Instruction: Return the records exactly as they are.

Given records:
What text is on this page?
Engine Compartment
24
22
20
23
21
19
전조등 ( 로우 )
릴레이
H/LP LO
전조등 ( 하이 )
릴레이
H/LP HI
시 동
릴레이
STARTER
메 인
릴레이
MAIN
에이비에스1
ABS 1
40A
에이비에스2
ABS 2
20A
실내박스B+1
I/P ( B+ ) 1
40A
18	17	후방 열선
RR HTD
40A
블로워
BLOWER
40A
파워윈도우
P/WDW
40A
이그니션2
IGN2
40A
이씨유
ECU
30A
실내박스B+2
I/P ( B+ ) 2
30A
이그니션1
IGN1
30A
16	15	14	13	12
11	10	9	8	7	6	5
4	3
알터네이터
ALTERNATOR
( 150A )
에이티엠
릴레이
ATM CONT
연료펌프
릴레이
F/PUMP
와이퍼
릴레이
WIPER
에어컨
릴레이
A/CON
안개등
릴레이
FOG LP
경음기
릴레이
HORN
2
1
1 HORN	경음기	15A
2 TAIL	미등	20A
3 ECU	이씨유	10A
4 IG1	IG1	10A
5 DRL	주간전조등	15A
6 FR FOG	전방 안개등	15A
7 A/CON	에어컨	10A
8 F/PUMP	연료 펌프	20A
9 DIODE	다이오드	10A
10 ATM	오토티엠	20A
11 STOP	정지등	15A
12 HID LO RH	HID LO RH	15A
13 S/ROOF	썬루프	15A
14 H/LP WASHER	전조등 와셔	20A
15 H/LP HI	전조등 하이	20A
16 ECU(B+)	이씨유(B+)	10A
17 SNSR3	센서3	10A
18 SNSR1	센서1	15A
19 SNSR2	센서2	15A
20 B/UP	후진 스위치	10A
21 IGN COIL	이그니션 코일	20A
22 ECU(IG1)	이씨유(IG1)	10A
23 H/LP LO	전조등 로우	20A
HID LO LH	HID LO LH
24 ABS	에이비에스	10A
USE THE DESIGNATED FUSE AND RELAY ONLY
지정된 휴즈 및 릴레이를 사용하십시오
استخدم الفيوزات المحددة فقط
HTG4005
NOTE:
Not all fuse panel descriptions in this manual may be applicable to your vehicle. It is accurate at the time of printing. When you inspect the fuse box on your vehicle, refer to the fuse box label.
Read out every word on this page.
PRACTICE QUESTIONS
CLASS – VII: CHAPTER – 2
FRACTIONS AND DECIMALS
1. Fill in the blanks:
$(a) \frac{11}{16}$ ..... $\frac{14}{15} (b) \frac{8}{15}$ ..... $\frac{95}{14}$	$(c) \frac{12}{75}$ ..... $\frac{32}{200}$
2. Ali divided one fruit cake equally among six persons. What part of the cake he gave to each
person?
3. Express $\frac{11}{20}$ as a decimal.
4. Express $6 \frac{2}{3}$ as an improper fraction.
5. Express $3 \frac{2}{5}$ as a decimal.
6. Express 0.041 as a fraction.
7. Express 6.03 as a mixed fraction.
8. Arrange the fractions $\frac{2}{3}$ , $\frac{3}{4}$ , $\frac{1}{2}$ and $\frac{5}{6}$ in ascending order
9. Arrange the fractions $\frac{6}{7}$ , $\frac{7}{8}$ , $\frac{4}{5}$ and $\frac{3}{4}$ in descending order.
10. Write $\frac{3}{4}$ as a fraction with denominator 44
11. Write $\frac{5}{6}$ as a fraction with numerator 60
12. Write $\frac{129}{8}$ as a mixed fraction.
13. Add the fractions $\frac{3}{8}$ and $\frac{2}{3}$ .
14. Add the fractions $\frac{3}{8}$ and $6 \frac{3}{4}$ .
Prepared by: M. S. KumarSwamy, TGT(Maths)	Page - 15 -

Response to the task:
What text is on this page?
Engine Compartment
24
22
20
23
21
19
전조등 ( 로우 )
릴레이
H/LP LO
전조등 ( 하이 )
릴레이
H/LP HI
시 동
릴레이
STARTER
메 인
릴레이
MAIN
에이비에스1
ABS 1
40A
에이비에스2
ABS 2
20A
실내박스B+1
I/P ( B+ ) 1
40A
18	17	후방 열선
RR HTD
40A
블로워
BLOWER
40A
파워윈도우
P/WDW
40A
이그니션2
IGN2
40A
이씨유
ECU
30A
실내박스B+2
I/P ( B+ ) 2
30A
이그니션1
IGN1
30A
16	15	14	13	12
11	10	9	8	7	6	5
4	3
알터네이터
ALTERNATOR
( 150A )
에이티엠
릴레이
ATM CONT
연료펌프
릴레이
F/PUMP
와이퍼
릴레이
WIPER
에어컨
릴레이
A/CON
안개등
릴레이
FOG LP
경음기
릴레이
HORN
2
1
1 HORN	경음기	15A
2 TAIL	미등	20A
3 ECU	이씨유	10A
4 IG1	IG1	10A
5 DRL	주간전조등	15A
6 FR FOG	전방 안개등	15A
7 A/CON	에어컨	10A
8 F/PUMP	연료 펌프	20A
9 DIODE	다이오드	10A
10 ATM	오토티엠	20A
11 STOP	정지등	15A
12 HID LO RH	HID LO RH	15A
13 S/ROOF	썬루프	15A
14 H/LP WASHER	전조등 와셔	20A
15 H/LP HI	전조등 하이	20A
16 ECU(B+)	이씨유(B+)	10A
17 SNSR3	센서3	10A
18 SNSR1	센서1	15A
19 SNSR2	센서2	15A
20 B/UP	후진 스위치	10A
21 IGN COIL	이그니션 코일	20A
22 ECU(IG1)	이씨유(IG1)	10A
23 H/LP LO	전조등 로우	20A
HID LO LH	HID LO LH
24 ABS	에이비에스	10A
USE THE DESIGNATED FUSE AND RELAY ONLY
지정된 휴즈 및 릴레이를 사용하십시오
استخدم الفيوزات المحددة فقط
HTG4005
NOTE:
Not all fuse panel descriptions in this manual may be applicable to your vehicle. It is accurate at the time of printing. When you inspect the fuse box on your vehicle, refer to the fuse box label.
Read out every word on this page.
PRACTICE QUESTIONS
CLASS – VII: CHAPTER – 2
FRACTIONS AND DECIMALS
1. Fill in the blanks:
$(a) \frac{11}{16}$ ..... $\frac{14}{15} (b) \frac{8}{15}$ ..... $\frac{95}{14}$	$(c) \frac{12}{75}$ ..... $\frac{32}{200}$
2. Ali divided one fruit cake equally among six persons. What part of the cake he gave to each
person?
3. Express $\frac{11}{20}$ as a decimal.
4. Express $6 \frac{2}{3}$ as an improper fraction.
5. Express $3 \frac{2}{5}$ as a decimal.
6. Express 0.041 as a fraction.
7. Express 6.03 as a mixed fraction.
8. Arrange the fractions $\frac{2}{3}$ , $\frac{3}{4}$ , $\frac{1}{2}$ and $\frac{5}{6}$ in ascending order
9. Arrange the fractions $\frac{6}{7}$ , $\frac{7}{8}$ , $\frac{4}{5}$ and $\frac{3}{4}$ in descending order.
10. Write $\frac{3}{4}$ as a fraction with denominator 44
11. Write $\frac{5}{6}$ as a fraction with numerator 60
12. Write $\frac{129}{8}$ as a mixed fraction.
13. Add the fractions $\frac{3}{8}$ and $\frac{2}{3}$ .
14. Add the fractions $\frac{3}{8}$ and $6 \frac{3}{4}$ .
Prepared by: M. S. KumarSwamy, TGT(Maths)	Page - 15 -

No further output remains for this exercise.